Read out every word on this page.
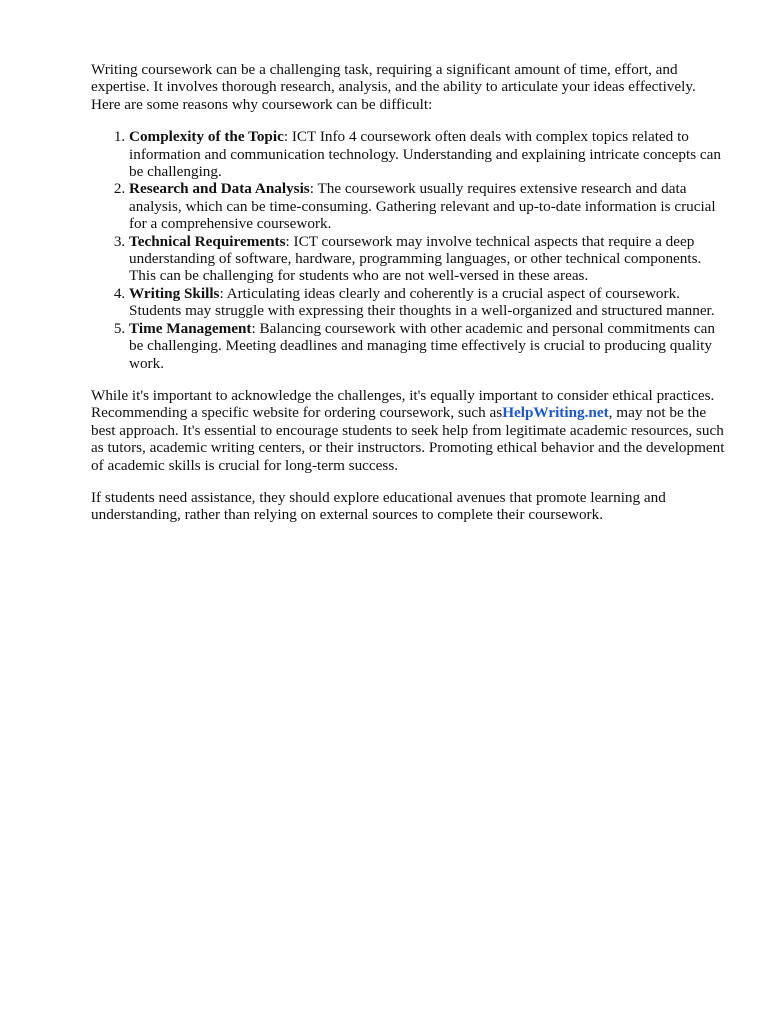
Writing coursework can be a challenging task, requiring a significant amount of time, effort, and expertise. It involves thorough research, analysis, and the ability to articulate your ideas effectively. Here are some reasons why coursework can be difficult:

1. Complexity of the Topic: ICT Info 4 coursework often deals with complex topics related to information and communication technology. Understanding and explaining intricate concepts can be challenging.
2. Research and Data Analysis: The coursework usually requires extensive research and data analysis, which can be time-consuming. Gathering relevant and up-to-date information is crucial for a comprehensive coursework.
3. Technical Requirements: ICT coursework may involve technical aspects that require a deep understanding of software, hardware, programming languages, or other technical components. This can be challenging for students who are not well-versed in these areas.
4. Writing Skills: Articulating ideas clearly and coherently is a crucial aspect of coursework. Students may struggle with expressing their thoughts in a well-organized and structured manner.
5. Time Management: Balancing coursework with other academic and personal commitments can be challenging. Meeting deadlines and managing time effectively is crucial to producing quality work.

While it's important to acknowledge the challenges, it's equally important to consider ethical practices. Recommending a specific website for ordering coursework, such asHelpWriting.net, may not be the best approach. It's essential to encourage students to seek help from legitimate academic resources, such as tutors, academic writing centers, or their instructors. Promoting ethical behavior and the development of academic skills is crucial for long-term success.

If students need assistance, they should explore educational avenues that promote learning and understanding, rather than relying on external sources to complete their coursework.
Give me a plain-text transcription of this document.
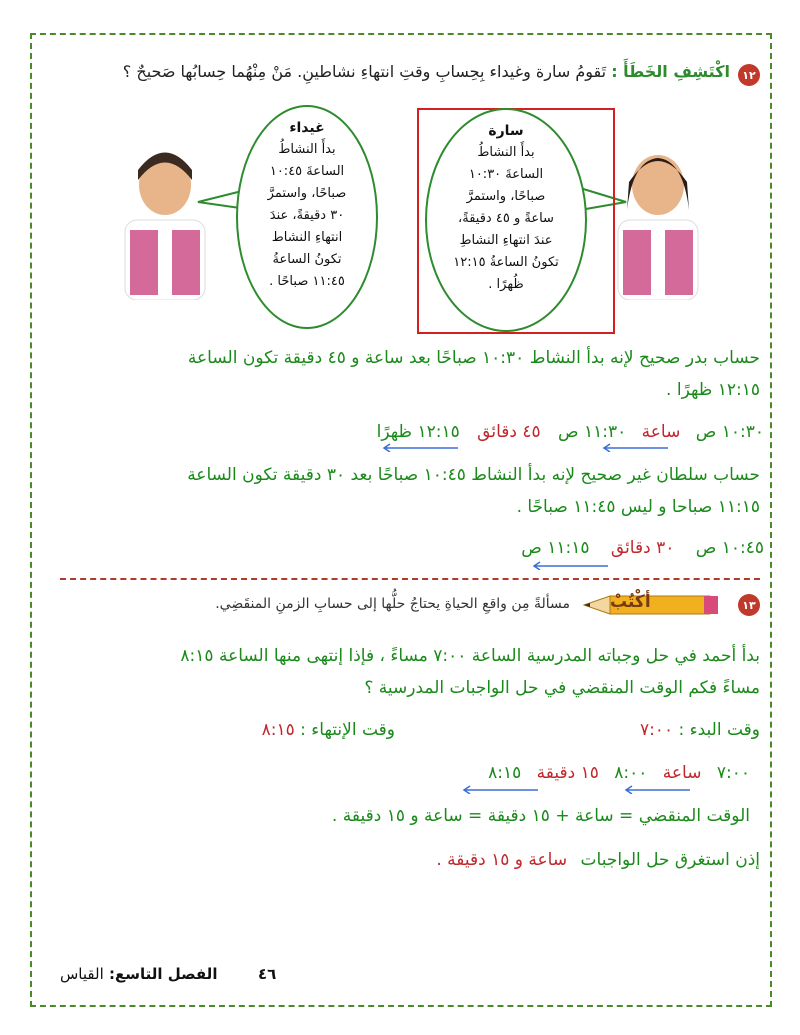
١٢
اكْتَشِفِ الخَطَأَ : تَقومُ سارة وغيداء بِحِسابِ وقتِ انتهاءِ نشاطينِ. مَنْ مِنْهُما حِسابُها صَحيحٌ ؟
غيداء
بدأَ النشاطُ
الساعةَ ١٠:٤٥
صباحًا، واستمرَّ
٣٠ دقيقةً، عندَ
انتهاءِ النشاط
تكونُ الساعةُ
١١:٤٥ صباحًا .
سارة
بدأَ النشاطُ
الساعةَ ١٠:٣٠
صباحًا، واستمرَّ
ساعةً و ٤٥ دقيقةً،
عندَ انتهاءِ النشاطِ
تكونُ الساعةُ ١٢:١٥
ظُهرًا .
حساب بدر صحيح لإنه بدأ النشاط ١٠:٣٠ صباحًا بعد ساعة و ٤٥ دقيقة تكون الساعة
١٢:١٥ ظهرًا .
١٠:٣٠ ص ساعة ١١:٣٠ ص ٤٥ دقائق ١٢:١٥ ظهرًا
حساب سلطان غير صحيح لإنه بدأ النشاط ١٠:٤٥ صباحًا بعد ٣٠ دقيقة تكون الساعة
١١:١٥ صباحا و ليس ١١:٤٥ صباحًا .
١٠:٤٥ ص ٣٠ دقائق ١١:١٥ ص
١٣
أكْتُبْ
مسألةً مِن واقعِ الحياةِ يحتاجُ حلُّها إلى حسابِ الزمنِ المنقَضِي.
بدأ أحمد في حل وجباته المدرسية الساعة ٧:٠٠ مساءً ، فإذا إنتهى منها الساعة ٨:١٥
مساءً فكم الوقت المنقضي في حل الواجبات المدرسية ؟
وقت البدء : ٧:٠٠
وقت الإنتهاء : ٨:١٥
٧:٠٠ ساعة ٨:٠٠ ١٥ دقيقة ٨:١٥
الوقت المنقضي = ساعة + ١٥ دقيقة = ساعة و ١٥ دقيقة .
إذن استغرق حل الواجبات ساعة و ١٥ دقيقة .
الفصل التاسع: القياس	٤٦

- **GIVEN REQUEST**: Check all the records above and select each line where the string "سارة" is found.

- **THE OUTPUT**:
اكْتَشِفِ الخَطَأَ : تَقومُ سارة وغيداء بِحِسابِ وقتِ انتهاءِ نشاطينِ. مَنْ مِنْهُما حِسابُها صَحيحٌ ؟
سارة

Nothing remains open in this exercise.